start Material for this exercise
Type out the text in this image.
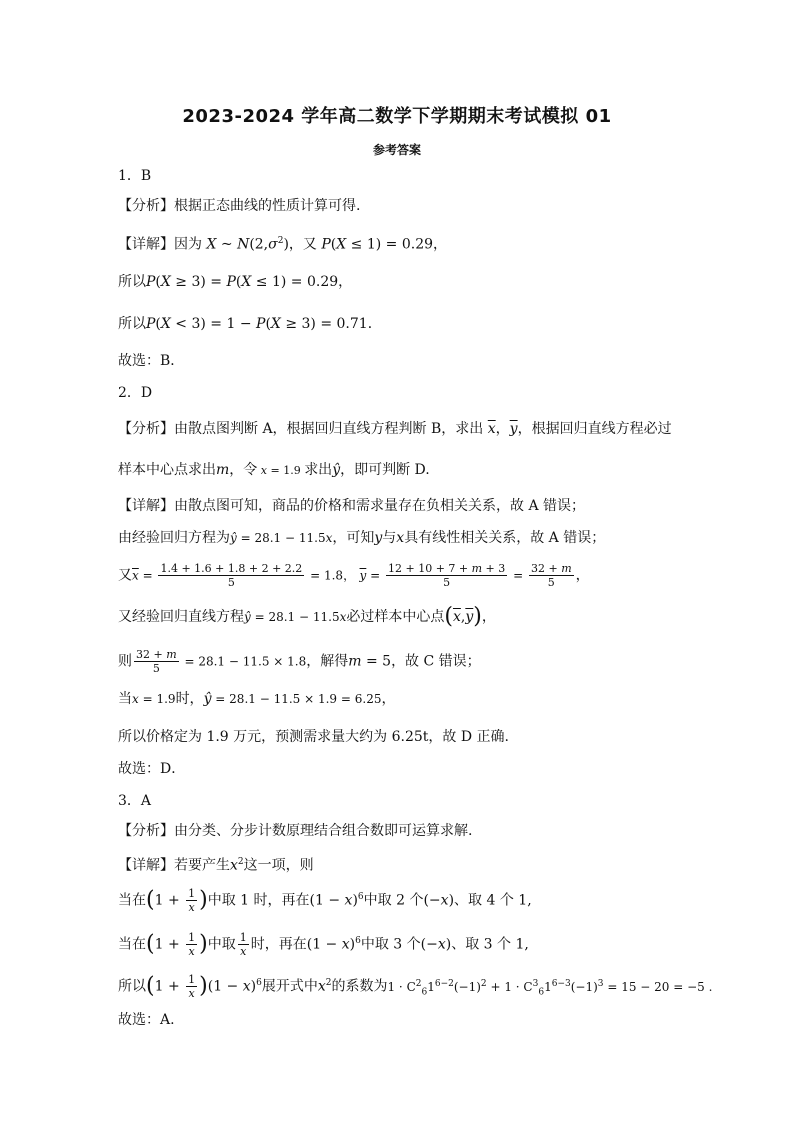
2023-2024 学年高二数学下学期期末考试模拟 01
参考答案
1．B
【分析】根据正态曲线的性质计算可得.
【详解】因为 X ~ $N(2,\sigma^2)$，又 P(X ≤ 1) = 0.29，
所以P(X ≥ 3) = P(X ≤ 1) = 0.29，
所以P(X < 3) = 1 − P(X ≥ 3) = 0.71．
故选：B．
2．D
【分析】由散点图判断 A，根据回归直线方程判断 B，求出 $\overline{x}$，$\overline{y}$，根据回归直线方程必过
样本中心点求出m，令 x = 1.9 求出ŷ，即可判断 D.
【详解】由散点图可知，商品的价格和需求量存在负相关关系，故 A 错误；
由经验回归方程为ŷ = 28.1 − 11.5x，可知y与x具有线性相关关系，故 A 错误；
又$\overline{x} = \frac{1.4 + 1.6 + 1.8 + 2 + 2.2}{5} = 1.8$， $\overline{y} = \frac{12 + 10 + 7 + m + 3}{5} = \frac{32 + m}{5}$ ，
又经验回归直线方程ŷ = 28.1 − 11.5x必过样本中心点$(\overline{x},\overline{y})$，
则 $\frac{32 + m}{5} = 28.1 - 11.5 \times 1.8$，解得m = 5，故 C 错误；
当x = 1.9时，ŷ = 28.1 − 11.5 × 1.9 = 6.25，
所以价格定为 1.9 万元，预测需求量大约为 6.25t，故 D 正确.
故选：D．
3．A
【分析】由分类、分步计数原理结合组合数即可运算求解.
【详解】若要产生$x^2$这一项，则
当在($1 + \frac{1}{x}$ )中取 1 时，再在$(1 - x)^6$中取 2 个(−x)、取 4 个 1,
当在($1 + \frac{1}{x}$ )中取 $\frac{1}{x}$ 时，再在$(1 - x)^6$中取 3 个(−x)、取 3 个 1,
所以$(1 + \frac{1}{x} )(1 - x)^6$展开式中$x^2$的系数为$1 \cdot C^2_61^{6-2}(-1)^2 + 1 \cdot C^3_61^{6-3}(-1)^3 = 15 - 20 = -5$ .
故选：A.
end Material for this exercise
### [Description of the task]
Copy out all of the data word for word. Do not carry over any picture.

### [Final result]
Type out the text in this image.
2023-2024 学年高二数学下学期期末考试模拟 01
参考答案
1．B
【分析】根据正态曲线的性质计算可得.
【详解】因为 X ~ $N(2,\sigma^2)$，又 P(X ≤ 1) = 0.29，
所以P(X ≥ 3) = P(X ≤ 1) = 0.29，
所以P(X < 3) = 1 − P(X ≥ 3) = 0.71．
故选：B．
2．D
【分析】由散点图判断 A，根据回归直线方程判断 B，求出 $\overline{x}$，$\overline{y}$，根据回归直线方程必过
样本中心点求出m，令 x = 1.9 求出ŷ，即可判断 D.
【详解】由散点图可知，商品的价格和需求量存在负相关关系，故 A 错误；
由经验回归方程为ŷ = 28.1 − 11.5x，可知y与x具有线性相关关系，故 A 错误；
又$\overline{x} = \frac{1.4 + 1.6 + 1.8 + 2 + 2.2}{5} = 1.8$， $\overline{y} = \frac{12 + 10 + 7 + m + 3}{5} = \frac{32 + m}{5}$ ，
又经验回归直线方程ŷ = 28.1 − 11.5x必过样本中心点$(\overline{x},\overline{y})$，
则 $\frac{32 + m}{5} = 28.1 - 11.5 \times 1.8$，解得m = 5，故 C 错误；
当x = 1.9时，ŷ = 28.1 − 11.5 × 1.9 = 6.25，
所以价格定为 1.9 万元，预测需求量大约为 6.25t，故 D 正确.
故选：D．
3．A
【分析】由分类、分步计数原理结合组合数即可运算求解.
【详解】若要产生$x^2$这一项，则
当在($1 + \frac{1}{x}$ )中取 1 时，再在$(1 - x)^6$中取 2 个(−x)、取 4 个 1,
当在($1 + \frac{1}{x}$ )中取 $\frac{1}{x}$ 时，再在$(1 - x)^6$中取 3 个(−x)、取 3 个 1,
所以$(1 + \frac{1}{x} )(1 - x)^6$展开式中$x^2$的系数为$1 \cdot C^2_61^{6-2}(-1)^2 + 1 \cdot C^3_61^{6-3}(-1)^3 = 15 - 20 = -5$ .
故选：A.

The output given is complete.